Raw records
········
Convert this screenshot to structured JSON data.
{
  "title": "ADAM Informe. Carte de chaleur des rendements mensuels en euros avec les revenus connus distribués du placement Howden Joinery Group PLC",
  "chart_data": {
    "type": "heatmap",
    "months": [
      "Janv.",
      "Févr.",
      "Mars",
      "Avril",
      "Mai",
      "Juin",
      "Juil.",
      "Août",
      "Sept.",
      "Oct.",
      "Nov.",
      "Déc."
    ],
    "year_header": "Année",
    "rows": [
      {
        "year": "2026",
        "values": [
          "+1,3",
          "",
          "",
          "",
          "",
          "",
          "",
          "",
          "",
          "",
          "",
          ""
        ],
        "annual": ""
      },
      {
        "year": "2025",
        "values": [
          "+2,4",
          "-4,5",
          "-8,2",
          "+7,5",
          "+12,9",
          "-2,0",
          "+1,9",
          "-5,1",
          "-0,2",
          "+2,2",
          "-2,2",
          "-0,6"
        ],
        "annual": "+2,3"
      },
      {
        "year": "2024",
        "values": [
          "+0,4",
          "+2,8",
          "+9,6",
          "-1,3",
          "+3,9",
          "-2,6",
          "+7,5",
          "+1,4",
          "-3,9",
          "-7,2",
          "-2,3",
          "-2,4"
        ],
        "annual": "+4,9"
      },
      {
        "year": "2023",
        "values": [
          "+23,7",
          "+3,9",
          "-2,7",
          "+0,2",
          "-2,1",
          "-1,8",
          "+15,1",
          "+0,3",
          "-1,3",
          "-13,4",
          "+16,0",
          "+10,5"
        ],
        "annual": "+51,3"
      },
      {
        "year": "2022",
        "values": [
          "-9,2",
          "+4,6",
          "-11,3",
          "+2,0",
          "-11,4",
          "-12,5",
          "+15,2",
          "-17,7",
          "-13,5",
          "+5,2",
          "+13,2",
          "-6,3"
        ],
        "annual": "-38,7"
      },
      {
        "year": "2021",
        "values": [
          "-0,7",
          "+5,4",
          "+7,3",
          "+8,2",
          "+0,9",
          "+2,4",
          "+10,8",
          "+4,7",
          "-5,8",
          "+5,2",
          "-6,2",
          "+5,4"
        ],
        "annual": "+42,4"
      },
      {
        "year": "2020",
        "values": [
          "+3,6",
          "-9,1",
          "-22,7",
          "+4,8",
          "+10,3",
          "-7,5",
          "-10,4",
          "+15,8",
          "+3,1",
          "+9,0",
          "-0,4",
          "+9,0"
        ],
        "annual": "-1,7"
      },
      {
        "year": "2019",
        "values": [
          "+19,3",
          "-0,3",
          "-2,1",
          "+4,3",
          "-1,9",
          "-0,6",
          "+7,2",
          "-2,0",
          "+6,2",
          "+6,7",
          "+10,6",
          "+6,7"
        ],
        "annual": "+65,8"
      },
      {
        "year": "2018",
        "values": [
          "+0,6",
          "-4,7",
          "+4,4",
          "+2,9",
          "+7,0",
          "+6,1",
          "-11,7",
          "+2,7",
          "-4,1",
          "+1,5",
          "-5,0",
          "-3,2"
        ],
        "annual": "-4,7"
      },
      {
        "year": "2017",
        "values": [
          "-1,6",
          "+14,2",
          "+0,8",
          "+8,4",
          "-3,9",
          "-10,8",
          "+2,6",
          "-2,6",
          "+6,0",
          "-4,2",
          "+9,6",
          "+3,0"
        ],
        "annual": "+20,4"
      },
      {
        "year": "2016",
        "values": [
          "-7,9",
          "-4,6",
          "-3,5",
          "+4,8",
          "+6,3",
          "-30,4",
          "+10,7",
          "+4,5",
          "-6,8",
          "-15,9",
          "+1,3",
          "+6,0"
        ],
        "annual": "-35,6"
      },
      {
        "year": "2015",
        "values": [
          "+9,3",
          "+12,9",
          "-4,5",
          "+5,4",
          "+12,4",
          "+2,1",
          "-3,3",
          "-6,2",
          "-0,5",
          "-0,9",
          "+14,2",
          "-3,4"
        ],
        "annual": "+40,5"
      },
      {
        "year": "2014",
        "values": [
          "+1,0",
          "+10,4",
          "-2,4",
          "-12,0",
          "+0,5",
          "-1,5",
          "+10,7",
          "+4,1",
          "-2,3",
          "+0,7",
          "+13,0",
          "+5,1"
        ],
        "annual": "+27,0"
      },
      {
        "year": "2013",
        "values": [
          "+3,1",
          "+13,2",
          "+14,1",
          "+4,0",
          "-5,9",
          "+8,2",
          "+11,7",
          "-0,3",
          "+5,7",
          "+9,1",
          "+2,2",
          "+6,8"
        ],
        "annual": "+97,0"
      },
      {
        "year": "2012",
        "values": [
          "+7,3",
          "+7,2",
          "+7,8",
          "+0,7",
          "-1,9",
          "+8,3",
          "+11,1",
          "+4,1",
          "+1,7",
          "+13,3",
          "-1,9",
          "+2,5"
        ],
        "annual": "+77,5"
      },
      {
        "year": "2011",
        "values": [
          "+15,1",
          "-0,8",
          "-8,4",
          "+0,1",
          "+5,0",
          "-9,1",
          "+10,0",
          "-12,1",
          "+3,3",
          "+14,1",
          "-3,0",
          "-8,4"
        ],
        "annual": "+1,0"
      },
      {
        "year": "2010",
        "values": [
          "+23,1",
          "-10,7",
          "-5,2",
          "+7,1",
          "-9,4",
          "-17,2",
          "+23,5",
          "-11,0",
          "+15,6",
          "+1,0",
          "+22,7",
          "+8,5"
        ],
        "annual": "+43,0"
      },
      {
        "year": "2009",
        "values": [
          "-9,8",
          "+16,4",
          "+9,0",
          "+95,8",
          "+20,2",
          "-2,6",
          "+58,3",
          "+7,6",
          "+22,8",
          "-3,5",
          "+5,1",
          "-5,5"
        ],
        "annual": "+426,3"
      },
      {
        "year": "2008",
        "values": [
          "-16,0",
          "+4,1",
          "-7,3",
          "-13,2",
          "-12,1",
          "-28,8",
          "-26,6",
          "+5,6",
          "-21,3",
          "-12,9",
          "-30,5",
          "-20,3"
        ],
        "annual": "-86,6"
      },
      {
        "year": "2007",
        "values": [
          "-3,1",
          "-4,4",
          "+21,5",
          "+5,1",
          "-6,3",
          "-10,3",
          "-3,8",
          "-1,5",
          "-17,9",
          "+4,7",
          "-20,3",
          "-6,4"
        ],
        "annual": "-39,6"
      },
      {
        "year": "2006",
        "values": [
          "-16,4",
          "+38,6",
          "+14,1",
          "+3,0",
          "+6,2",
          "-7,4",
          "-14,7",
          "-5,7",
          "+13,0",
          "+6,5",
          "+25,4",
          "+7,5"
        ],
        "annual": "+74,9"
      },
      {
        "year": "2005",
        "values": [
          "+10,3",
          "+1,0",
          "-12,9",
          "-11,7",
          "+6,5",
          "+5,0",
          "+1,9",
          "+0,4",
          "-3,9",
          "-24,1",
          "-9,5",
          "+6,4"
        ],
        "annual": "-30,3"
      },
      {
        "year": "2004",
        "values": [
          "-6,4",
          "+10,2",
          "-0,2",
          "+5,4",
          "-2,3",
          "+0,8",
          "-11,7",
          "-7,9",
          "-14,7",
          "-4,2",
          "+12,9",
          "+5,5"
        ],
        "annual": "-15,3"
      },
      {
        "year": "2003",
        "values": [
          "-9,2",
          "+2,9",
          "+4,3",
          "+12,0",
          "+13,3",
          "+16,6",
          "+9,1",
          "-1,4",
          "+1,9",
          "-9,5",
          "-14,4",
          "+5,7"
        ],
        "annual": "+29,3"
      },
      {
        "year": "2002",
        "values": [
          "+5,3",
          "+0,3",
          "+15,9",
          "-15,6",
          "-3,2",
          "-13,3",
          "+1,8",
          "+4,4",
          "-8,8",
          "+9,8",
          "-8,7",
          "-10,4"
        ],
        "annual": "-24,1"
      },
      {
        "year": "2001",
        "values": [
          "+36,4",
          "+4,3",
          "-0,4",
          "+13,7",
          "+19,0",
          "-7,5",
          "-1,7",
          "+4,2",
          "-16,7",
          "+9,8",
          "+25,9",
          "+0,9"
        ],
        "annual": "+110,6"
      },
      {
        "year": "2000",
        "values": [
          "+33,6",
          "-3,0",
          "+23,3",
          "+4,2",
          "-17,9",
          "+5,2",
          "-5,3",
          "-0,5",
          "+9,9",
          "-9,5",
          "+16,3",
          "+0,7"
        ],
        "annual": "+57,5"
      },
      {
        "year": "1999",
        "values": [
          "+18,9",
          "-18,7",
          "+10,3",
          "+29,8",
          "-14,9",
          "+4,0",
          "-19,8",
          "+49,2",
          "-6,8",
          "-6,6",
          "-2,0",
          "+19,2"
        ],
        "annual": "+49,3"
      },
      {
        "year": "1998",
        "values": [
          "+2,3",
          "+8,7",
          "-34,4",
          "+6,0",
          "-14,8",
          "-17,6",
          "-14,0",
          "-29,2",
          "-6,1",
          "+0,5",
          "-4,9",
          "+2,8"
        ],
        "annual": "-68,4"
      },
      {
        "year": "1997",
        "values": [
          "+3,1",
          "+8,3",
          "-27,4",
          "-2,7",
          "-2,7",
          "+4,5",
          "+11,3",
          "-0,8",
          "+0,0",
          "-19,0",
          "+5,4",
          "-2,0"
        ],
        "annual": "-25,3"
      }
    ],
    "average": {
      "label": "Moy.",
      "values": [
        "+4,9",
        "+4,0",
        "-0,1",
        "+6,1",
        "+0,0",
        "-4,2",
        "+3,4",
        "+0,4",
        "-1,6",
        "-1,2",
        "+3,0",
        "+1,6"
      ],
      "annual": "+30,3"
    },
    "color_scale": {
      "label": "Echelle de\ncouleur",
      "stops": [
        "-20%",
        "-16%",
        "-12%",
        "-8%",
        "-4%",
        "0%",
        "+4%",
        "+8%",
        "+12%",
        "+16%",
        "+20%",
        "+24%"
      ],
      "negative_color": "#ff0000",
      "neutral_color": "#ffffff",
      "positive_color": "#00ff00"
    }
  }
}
········
Determine how many lines of the entries above carry the string "label", and give that number alone.

2